Aim :: Transcribe every line, keeping it exact.

Exercise materials ::
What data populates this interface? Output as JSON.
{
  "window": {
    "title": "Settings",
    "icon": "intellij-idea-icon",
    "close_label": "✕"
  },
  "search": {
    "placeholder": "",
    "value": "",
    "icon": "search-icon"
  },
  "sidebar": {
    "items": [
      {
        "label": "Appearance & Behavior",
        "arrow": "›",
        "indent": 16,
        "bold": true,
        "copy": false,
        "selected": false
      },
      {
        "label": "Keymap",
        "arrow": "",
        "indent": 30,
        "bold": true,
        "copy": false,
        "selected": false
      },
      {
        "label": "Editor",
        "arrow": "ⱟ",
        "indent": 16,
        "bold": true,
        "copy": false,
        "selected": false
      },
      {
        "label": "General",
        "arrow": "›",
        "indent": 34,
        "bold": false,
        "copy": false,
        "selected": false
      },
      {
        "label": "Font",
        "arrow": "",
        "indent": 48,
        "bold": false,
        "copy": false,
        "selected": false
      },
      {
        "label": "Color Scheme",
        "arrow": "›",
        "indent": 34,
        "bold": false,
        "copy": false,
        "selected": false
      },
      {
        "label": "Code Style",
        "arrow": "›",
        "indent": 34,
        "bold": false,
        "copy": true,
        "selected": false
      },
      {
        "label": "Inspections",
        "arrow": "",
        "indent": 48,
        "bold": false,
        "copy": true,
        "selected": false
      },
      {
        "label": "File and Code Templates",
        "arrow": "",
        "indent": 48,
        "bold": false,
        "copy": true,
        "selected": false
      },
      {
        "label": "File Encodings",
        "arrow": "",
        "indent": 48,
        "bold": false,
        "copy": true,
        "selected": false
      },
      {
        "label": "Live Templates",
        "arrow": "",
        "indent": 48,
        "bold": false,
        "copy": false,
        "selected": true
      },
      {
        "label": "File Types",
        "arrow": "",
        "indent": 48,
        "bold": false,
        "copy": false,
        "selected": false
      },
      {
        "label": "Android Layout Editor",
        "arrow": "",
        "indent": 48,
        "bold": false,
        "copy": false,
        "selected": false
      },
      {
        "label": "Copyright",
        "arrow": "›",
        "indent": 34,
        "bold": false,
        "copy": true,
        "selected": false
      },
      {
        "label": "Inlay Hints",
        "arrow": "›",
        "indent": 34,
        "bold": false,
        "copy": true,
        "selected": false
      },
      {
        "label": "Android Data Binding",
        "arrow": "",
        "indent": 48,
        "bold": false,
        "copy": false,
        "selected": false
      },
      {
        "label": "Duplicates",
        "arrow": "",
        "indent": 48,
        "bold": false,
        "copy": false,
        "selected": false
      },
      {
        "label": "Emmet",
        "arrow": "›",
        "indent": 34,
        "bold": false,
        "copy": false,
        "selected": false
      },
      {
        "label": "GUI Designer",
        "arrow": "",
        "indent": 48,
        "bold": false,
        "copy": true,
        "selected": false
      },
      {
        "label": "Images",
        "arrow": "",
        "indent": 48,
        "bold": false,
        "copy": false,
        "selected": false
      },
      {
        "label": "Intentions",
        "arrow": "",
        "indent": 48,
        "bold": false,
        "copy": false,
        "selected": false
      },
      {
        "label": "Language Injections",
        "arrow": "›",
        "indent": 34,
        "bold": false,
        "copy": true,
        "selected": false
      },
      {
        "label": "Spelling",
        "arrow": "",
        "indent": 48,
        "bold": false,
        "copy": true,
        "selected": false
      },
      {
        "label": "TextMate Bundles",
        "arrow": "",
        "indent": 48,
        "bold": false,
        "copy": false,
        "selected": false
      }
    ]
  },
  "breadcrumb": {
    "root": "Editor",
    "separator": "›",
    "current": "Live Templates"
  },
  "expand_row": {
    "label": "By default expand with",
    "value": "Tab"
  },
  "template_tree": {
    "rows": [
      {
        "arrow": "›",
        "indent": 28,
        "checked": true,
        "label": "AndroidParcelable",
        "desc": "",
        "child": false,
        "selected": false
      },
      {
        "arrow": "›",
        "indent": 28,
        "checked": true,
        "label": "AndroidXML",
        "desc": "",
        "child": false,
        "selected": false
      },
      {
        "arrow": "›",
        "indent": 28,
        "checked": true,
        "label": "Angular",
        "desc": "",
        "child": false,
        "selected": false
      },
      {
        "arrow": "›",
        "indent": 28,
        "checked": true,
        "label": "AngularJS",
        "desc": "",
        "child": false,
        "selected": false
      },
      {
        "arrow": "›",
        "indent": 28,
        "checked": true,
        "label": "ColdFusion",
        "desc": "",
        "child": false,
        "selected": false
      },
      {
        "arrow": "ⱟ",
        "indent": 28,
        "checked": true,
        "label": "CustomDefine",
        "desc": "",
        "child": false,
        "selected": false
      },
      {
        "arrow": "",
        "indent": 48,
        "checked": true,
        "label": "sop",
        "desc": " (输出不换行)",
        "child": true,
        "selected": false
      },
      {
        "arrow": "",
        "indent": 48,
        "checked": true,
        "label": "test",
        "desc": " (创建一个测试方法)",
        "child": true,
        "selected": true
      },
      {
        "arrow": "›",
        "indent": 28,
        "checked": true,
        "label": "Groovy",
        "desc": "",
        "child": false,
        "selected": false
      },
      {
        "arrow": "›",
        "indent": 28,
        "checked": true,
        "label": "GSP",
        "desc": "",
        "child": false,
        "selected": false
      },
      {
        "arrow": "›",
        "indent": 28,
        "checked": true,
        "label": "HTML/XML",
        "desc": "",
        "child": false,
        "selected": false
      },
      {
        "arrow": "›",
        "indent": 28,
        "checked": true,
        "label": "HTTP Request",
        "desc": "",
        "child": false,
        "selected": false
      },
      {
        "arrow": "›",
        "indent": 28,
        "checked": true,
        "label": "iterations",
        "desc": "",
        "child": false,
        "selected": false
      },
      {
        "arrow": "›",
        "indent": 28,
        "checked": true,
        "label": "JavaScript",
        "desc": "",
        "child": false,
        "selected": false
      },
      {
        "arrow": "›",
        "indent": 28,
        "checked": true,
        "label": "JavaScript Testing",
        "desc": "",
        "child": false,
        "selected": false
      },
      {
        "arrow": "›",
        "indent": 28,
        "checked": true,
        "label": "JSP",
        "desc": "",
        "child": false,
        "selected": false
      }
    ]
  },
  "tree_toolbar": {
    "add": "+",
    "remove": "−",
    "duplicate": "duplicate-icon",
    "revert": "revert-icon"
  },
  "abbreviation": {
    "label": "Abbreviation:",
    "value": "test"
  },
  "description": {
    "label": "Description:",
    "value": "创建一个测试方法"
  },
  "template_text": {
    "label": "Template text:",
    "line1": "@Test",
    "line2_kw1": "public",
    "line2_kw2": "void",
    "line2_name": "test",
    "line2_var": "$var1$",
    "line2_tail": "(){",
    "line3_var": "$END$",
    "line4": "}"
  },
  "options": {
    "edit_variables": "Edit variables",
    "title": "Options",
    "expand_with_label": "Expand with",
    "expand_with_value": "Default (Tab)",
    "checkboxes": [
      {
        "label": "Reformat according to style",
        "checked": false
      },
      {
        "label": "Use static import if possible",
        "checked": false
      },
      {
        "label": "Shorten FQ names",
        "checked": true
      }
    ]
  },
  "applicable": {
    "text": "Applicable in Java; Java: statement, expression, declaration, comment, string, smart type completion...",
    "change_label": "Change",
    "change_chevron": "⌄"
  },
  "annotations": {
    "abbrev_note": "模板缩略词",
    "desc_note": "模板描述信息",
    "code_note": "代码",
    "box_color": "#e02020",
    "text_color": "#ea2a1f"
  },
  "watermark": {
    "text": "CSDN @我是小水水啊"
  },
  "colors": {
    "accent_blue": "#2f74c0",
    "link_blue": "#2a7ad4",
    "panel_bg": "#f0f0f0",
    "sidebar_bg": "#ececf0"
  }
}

The answer ::
What data populates this interface? Output as JSON.
{
  "window": {
    "title": "Settings",
    "icon": "intellij-idea-icon",
    "close_label": "✕"
  },
  "search": {
    "placeholder": "",
    "value": "",
    "icon": "search-icon"
  },
  "sidebar": {
    "items": [
      {
        "label": "Appearance & Behavior",
        "arrow": "›",
        "indent": 16,
        "bold": true,
        "copy": false,
        "selected": false
      },
      {
        "label": "Keymap",
        "arrow": "",
        "indent": 30,
        "bold": true,
        "copy": false,
        "selected": false
      },
      {
        "label": "Editor",
        "arrow": "ⱟ",
        "indent": 16,
        "bold": true,
        "copy": false,
        "selected": false
      },
      {
        "label": "General",
        "arrow": "›",
        "indent": 34,
        "bold": false,
        "copy": false,
        "selected": false
      },
      {
        "label": "Font",
        "arrow": "",
        "indent": 48,
        "bold": false,
        "copy": false,
        "selected": false
      },
      {
        "label": "Color Scheme",
        "arrow": "›",
        "indent": 34,
        "bold": false,
        "copy": false,
        "selected": false
      },
      {
        "label": "Code Style",
        "arrow": "›",
        "indent": 34,
        "bold": false,
        "copy": true,
        "selected": false
      },
      {
        "label": "Inspections",
        "arrow": "",
        "indent": 48,
        "bold": false,
        "copy": true,
        "selected": false
      },
      {
        "label": "File and Code Templates",
        "arrow": "",
        "indent": 48,
        "bold": false,
        "copy": true,
        "selected": false
      },
      {
        "label": "File Encodings",
        "arrow": "",
        "indent": 48,
        "bold": false,
        "copy": true,
        "selected": false
      },
      {
        "label": "Live Templates",
        "arrow": "",
        "indent": 48,
        "bold": false,
        "copy": false,
        "selected": true
      },
      {
        "label": "File Types",
        "arrow": "",
        "indent": 48,
        "bold": false,
        "copy": false,
        "selected": false
      },
      {
        "label": "Android Layout Editor",
        "arrow": "",
        "indent": 48,
        "bold": false,
        "copy": false,
        "selected": false
      },
      {
        "label": "Copyright",
        "arrow": "›",
        "indent": 34,
        "bold": false,
        "copy": true,
        "selected": false
      },
      {
        "label": "Inlay Hints",
        "arrow": "›",
        "indent": 34,
        "bold": false,
        "copy": true,
        "selected": false
      },
      {
        "label": "Android Data Binding",
        "arrow": "",
        "indent": 48,
        "bold": false,
        "copy": false,
        "selected": false
      },
      {
        "label": "Duplicates",
        "arrow": "",
        "indent": 48,
        "bold": false,
        "copy": false,
        "selected": false
      },
      {
        "label": "Emmet",
        "arrow": "›",
        "indent": 34,
        "bold": false,
        "copy": false,
        "selected": false
      },
      {
        "label": "GUI Designer",
        "arrow": "",
        "indent": 48,
        "bold": false,
        "copy": true,
        "selected": false
      },
      {
        "label": "Images",
        "arrow": "",
        "indent": 48,
        "bold": false,
        "copy": false,
        "selected": false
      },
      {
        "label": "Intentions",
        "arrow": "",
        "indent": 48,
        "bold": false,
        "copy": false,
        "selected": false
      },
      {
        "label": "Language Injections",
        "arrow": "›",
        "indent": 34,
        "bold": false,
        "copy": true,
        "selected": false
      },
      {
        "label": "Spelling",
        "arrow": "",
        "indent": 48,
        "bold": false,
        "copy": true,
        "selected": false
      },
      {
        "label": "TextMate Bundles",
        "arrow": "",
        "indent": 48,
        "bold": false,
        "copy": false,
        "selected": false
      }
    ]
  },
  "breadcrumb": {
    "root": "Editor",
    "separator": "›",
    "current": "Live Templates"
  },
  "expand_row": {
    "label": "By default expand with",
    "value": "Tab"
  },
  "template_tree": {
    "rows": [
      {
        "arrow": "›",
        "indent": 28,
        "checked": true,
        "label": "AndroidParcelable",
        "desc": "",
        "child": false,
        "selected": false
      },
      {
        "arrow": "›",
        "indent": 28,
        "checked": true,
        "label": "AndroidXML",
        "desc": "",
        "child": false,
        "selected": false
      },
      {
        "arrow": "›",
        "indent": 28,
        "checked": true,
        "label": "Angular",
        "desc": "",
        "child": false,
        "selected": false
      },
      {
        "arrow": "›",
        "indent": 28,
        "checked": true,
        "label": "AngularJS",
        "desc": "",
        "child": false,
        "selected": false
      },
      {
        "arrow": "›",
        "indent": 28,
        "checked": true,
        "label": "ColdFusion",
        "desc": "",
        "child": false,
        "selected": false
      },
      {
        "arrow": "ⱟ",
        "indent": 28,
        "checked": true,
        "label": "CustomDefine",
        "desc": "",
        "child": false,
        "selected": false
      },
      {
        "arrow": "",
        "indent": 48,
        "checked": true,
        "label": "sop",
        "desc": " (输出不换行)",
        "child": true,
        "selected": false
      },
      {
        "arrow": "",
        "indent": 48,
        "checked": true,
        "label": "test",
        "desc": " (创建一个测试方法)",
        "child": true,
        "selected": true
      },
      {
        "arrow": "›",
        "indent": 28,
        "checked": true,
        "label": "Groovy",
        "desc": "",
        "child": false,
        "selected": false
      },
      {
        "arrow": "›",
        "indent": 28,
        "checked": true,
        "label": "GSP",
        "desc": "",
        "child": false,
        "selected": false
      },
      {
        "arrow": "›",
        "indent": 28,
        "checked": true,
        "label": "HTML/XML",
        "desc": "",
        "child": false,
        "selected": false
      },
      {
        "arrow": "›",
        "indent": 28,
        "checked": true,
        "label": "HTTP Request",
        "desc": "",
        "child": false,
        "selected": false
      },
      {
        "arrow": "›",
        "indent": 28,
        "checked": true,
        "label": "iterations",
        "desc": "",
        "child": false,
        "selected": false
      },
      {
        "arrow": "›",
        "indent": 28,
        "checked": true,
        "label": "JavaScript",
        "desc": "",
        "child": false,
        "selected": false
      },
      {
        "arrow": "›",
        "indent": 28,
        "checked": true,
        "label": "JavaScript Testing",
        "desc": "",
        "child": false,
        "selected": false
      },
      {
        "arrow": "›",
        "indent": 28,
        "checked": true,
        "label": "JSP",
        "desc": "",
        "child": false,
        "selected": false
      }
    ]
  },
  "tree_toolbar": {
    "add": "+",
    "remove": "−",
    "duplicate": "duplicate-icon",
    "revert": "revert-icon"
  },
  "abbreviation": {
    "label": "Abbreviation:",
    "value": "test"
  },
  "description": {
    "label": "Description:",
    "value": "创建一个测试方法"
  },
  "template_text": {
    "label": "Template text:",
    "line1": "@Test",
    "line2_kw1": "public",
    "line2_kw2": "void",
    "line2_name": "test",
    "line2_var": "$var1$",
    "line2_tail": "(){",
    "line3_var": "$END$",
    "line4": "}"
  },
  "options": {
    "edit_variables": "Edit variables",
    "title": "Options",
    "expand_with_label": "Expand with",
    "expand_with_value": "Default (Tab)",
    "checkboxes": [
      {
        "label": "Reformat according to style",
        "checked": false
      },
      {
        "label": "Use static import if possible",
        "checked": false
      },
      {
        "label": "Shorten FQ names",
        "checked": true
      }
    ]
  },
  "applicable": {
    "text": "Applicable in Java; Java: statement, expression, declaration, comment, string, smart type completion...",
    "change_label": "Change",
    "change_chevron": "⌄"
  },
  "annotations": {
    "abbrev_note": "模板缩略词",
    "desc_note": "模板描述信息",
    "code_note": "代码",
    "box_color": "#e02020",
    "text_color": "#ea2a1f"
  },
  "watermark": {
    "text": "CSDN @我是小水水啊"
  },
  "colors": {
    "accent_blue": "#2f74c0",
    "link_blue": "#2a7ad4",
    "panel_bg": "#f0f0f0",
    "sidebar_bg": "#ececf0"
  }
}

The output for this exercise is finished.